**EXCERPT TO READ**.
----

Build a Cash Reserve for a Down Payment on a House-I was hesitant to put an actual number with our cash reserve goal, however I learned my lesson last year by not having a measurable goal with our IRA and playing catch up this year as a reminder.  The number itself for the cash reserve is dependent on work, bonus, taxes, etc. and is a number that is not in our primary control.  I am holding off on details of the number since it is tied directly to work and a work bonus, I know I know the secret lives we live.  If we buy a house or  instead decide to have a large cash reserve moving forward I will be just as pleased to reach this goal.

Update:  There is not a sexy update for this part of the program.  The Vanguard funds sitting in a money market could potentially be the start of a down payment on a house, but it could just as likely go towards an IRA, brokerage account, or airstream (don’t get me started).  There is still a few moving parts of our “secret lives” we live, so stay tuned on that as we get closer to the end of the year.  I still know my number and my goal, I’ll certainly let you know if we reach it!  Also as I briefly mentioned, life is full of decisions, changes, and surprises.  One day we are talking about a big house and the next a small place by the beach, it’s really hard to say.

Build a Personal Taxable Investment Portfolio in the 5 FiguresIf there is one area where we are weak in our financial portfolio it would be our taxable stock investments.  While as a couple we have some money in a brokerage account it’s such a small part of our overall portfolio.  Personally, I have had individual investments in the past, the sale of these actually helped pay off my student loans.  My personal taxable investments stand at $0 at the end of 2016, I look forward to taking on this lofty personal goal.

----

**WORK INSTRUCTION A**.
Answer these questions using the excerpt on financial goals:
(i) What happened last year because there was no measurable goal for the IRA?
(ii) Besides a down payment on a house, what three things could the Vanguard funds in a money market go toward?
(iii) What did the writer's personal taxable investments stand at at the end of 2016?
**WORK INSTRUCTION B**. Please continue the excerpt on financial goals from its last sentence.
The material after this point is unrelated to the excerpt on financial goals.

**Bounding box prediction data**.

----

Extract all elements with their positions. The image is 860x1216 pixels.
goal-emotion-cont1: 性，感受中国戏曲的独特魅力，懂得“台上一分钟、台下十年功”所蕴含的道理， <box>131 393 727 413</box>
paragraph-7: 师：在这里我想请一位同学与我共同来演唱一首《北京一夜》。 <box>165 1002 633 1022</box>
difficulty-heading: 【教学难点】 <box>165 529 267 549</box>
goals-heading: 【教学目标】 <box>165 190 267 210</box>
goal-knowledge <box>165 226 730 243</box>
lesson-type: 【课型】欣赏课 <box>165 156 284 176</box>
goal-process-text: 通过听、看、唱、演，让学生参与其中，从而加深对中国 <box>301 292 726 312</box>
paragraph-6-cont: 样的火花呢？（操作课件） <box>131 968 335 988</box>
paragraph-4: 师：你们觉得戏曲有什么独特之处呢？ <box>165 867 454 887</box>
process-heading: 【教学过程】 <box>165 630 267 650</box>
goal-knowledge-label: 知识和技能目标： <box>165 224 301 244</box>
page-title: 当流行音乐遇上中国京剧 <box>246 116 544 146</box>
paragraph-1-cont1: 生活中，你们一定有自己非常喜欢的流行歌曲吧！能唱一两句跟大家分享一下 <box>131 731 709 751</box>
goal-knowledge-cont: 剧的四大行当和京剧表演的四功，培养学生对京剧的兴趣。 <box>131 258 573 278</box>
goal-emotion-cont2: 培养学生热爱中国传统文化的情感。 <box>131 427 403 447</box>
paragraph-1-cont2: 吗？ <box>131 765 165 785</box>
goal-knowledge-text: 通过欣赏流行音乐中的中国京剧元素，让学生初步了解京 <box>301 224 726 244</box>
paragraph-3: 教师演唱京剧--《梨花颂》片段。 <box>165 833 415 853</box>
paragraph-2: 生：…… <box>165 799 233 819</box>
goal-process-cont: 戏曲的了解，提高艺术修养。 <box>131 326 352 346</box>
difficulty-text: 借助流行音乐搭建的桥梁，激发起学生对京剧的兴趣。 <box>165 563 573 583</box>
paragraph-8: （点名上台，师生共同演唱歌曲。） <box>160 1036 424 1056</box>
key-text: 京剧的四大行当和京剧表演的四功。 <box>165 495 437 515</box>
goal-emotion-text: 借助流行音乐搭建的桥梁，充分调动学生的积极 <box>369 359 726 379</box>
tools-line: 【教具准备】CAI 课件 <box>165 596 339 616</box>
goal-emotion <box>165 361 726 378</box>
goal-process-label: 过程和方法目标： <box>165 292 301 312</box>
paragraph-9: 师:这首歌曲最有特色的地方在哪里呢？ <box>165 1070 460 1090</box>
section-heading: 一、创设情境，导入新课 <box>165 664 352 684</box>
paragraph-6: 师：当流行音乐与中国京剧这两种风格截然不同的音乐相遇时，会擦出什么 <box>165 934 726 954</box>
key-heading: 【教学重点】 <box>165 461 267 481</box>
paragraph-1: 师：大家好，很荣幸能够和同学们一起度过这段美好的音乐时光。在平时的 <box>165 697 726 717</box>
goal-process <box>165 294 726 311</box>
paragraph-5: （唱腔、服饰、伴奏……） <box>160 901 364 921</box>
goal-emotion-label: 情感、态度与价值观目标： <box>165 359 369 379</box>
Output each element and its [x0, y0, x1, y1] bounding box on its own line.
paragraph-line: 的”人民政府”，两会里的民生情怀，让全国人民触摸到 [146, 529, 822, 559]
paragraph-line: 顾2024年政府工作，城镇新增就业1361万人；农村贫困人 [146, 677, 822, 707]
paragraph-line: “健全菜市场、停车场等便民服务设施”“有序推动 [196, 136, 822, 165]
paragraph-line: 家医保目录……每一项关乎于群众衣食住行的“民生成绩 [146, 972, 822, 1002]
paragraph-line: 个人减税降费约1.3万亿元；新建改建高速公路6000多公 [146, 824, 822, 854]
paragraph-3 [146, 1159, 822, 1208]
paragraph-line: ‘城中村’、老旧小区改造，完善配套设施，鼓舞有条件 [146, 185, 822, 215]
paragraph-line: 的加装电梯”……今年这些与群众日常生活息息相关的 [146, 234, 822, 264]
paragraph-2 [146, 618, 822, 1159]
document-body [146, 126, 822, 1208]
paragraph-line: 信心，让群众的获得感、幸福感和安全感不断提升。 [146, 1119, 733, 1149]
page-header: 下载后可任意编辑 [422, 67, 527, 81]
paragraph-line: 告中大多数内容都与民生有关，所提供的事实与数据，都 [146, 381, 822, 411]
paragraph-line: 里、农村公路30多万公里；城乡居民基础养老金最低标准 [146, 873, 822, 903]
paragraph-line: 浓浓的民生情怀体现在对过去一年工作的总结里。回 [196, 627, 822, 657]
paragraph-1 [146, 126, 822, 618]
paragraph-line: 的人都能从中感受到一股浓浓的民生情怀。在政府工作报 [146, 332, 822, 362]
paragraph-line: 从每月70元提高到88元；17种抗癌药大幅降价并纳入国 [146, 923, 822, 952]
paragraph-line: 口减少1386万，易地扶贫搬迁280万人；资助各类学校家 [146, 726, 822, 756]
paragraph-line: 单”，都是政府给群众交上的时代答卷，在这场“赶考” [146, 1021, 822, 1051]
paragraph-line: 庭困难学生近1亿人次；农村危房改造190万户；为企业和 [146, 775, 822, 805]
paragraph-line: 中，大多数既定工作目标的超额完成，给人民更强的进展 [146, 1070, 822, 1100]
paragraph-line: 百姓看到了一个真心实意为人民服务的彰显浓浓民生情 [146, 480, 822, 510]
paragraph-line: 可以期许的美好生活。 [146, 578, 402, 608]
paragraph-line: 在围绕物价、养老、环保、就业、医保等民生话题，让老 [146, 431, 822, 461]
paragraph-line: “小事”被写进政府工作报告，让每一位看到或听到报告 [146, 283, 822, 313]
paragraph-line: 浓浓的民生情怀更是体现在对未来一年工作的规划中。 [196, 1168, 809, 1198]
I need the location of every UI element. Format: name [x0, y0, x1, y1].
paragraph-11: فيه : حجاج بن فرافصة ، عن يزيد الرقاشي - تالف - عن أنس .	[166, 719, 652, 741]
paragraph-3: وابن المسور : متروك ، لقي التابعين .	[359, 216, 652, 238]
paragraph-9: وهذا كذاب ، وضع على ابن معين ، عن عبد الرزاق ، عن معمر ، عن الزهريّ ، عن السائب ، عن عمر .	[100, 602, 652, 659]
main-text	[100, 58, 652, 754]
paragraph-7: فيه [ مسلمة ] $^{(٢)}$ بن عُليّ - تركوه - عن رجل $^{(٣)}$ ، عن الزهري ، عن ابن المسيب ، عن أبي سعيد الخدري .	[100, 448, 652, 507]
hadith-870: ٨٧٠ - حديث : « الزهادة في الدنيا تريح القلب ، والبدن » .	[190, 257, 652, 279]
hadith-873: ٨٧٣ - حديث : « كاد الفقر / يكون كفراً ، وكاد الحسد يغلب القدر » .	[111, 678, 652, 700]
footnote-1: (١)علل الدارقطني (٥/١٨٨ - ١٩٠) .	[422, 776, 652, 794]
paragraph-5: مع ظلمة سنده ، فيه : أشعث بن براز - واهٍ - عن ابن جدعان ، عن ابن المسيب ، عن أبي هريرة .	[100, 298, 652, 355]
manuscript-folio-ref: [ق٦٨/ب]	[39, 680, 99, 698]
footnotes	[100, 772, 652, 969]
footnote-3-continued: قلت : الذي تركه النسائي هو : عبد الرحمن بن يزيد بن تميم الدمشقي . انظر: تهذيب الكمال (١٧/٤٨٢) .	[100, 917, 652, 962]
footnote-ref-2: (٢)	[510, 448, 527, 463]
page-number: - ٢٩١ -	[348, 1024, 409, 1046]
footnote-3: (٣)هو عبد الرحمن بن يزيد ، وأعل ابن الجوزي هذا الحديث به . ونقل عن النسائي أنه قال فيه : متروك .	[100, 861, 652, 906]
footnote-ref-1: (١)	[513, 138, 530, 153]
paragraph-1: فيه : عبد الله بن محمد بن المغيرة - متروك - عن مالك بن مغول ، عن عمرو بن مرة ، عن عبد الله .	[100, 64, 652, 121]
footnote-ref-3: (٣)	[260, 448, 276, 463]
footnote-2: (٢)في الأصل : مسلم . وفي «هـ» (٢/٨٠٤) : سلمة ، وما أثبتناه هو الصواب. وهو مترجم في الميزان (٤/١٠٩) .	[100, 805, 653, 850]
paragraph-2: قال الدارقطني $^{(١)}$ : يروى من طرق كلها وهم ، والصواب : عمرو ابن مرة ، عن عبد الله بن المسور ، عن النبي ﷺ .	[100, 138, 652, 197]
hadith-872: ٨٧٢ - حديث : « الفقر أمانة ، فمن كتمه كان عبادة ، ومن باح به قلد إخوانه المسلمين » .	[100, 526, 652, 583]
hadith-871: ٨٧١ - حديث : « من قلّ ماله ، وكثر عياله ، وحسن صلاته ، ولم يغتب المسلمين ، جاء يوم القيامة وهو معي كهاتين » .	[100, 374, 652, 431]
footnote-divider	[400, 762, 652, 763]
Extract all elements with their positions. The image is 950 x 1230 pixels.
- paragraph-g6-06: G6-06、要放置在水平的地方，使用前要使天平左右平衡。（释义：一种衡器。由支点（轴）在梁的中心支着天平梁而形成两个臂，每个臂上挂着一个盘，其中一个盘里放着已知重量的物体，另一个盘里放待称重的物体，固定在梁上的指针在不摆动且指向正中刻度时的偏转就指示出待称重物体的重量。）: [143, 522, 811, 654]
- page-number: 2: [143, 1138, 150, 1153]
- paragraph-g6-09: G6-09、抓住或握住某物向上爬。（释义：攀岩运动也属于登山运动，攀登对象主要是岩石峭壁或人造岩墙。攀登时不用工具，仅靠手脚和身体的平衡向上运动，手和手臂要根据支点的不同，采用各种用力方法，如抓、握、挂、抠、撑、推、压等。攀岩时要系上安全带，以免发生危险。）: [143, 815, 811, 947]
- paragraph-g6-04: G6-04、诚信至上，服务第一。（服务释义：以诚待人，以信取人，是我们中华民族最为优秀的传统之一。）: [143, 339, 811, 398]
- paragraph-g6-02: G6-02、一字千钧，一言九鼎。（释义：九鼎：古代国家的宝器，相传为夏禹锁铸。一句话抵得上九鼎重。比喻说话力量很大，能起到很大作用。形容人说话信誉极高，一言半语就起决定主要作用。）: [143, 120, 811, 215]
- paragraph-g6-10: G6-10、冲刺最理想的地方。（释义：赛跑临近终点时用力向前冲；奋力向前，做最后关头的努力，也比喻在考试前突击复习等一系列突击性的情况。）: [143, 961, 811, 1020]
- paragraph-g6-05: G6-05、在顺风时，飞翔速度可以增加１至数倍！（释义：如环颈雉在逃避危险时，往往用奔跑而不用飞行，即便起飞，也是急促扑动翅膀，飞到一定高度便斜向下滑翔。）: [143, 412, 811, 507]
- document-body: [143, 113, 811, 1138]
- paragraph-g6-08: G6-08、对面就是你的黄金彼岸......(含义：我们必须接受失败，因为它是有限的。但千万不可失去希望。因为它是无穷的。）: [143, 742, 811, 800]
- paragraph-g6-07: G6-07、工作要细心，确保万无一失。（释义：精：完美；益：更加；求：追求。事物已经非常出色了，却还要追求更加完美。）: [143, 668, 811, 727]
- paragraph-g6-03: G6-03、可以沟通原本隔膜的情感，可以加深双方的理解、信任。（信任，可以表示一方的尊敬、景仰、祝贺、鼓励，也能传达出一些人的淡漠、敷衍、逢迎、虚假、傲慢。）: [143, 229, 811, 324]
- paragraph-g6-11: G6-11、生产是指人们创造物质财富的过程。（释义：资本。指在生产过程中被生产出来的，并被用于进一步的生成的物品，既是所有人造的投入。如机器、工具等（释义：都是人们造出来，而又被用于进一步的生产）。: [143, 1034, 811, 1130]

----

**WRITTEN RESPONSE A**.
(i) The writer had to play catch up this year.
(ii) An IRA, a brokerage account, or an airstream.
(iii) $0.

**WRITTEN RESPONSE B**.
As I previously mentioned our model or early retirement vision mirrors Our Next Life, just one of the reasons I like to read about their journey.  Here’s a picture they use that can help illustrate our plan as well.  Our early retirement is planned for 2020 at this time our income will be rental income and taxable accounts, this will be our dual income until I turn 60 in 2042, allowing our tax-deferred accounts to be utilized.

Update:  I was pretty pessimistic when I made this goal, my personal thoughts were to just be happy that I was starting a personal brokerage account that I planned to build over time.  Since my goal I have opened a new brokerage account with the company I work with and have even made a few trades, I’m currently over half way to my goal of 5 figures so that’s a big win for me and it just might be my favorite update so far.  

I have an automated amount transferred over every month and then quarterly I make a purchase.  It’s obviously a very small amount of investment, but it will grow just like our other investments(this is not the only brokerage account, as we also have a Vanguard not included in the 5 figure goal).  This money based on our blue print will be a small portion of our early retirement blueprint, so like a proud parent I am happy to have it as part of the family.  

Summary

Max out tax deferred accounts, eliminate PMI, create a large cash reserve, and go from $0 to 5 figures in my personal taxable accounts.  I suppose if I had just written that on Twitter, but since I like being long winded and sharing all the fun details I came to Even Steven Money.

Clearly life and the goals we create are more than just financial.  That’s why this year I will be sharing my personal goals and a small glimpse into what I find important as I pursue FI in 2017.  Thank you for reading and thank you for letting me share a little bit of my life with you.

Update:  Our goals for 2017 appear to be on track!  A couple twists and turns with the house and adding a little short term debt with the HELOC. Our taxable and tax deferred investments are on track and all savings goals are either hitting the mark or waiting on an event to occur later in the year.  I’m excited for today and for the future!!  Thanks again for reading and holding me accountable.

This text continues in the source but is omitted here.